* [Given problem]: Transcribe the entries that follow, word for word.

---------- Record set ----------

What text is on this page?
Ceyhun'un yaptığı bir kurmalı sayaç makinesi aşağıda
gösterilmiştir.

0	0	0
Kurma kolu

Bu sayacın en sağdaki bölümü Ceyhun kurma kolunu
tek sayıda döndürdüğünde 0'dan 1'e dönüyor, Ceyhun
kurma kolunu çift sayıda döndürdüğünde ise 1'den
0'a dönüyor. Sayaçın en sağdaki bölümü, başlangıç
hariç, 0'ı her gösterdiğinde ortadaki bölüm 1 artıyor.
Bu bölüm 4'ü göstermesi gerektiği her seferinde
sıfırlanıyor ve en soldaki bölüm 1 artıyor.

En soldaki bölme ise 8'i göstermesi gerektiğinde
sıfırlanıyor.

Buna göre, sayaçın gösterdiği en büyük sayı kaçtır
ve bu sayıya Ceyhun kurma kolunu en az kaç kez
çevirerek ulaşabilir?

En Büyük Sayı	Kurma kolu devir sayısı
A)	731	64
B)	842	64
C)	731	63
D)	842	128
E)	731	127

----------

* [Output for this exercise]:
What text is on this page?
Ceyhun'un yaptığı bir kurmalı sayaç makinesi aşağıda
gösterilmiştir.

0	0	0
Kurma kolu

Bu sayacın en sağdaki bölümü Ceyhun kurma kolunu
tek sayıda döndürdüğünde 0'dan 1'e dönüyor, Ceyhun
kurma kolunu çift sayıda döndürdüğünde ise 1'den
0'a dönüyor. Sayaçın en sağdaki bölümü, başlangıç
hariç, 0'ı her gösterdiğinde ortadaki bölüm 1 artıyor.
Bu bölüm 4'ü göstermesi gerektiği her seferinde
sıfırlanıyor ve en soldaki bölüm 1 artıyor.

En soldaki bölme ise 8'i göstermesi gerektiğinde
sıfırlanıyor.

Buna göre, sayaçın gösterdiği en büyük sayı kaçtır
ve bu sayıya Ceyhun kurma kolunu en az kaç kez
çevirerek ulaşabilir?

En Büyük Sayı	Kurma kolu devir sayısı
A)	731	64
B)	842	64
C)	731	63
D)	842	128
E)	731	127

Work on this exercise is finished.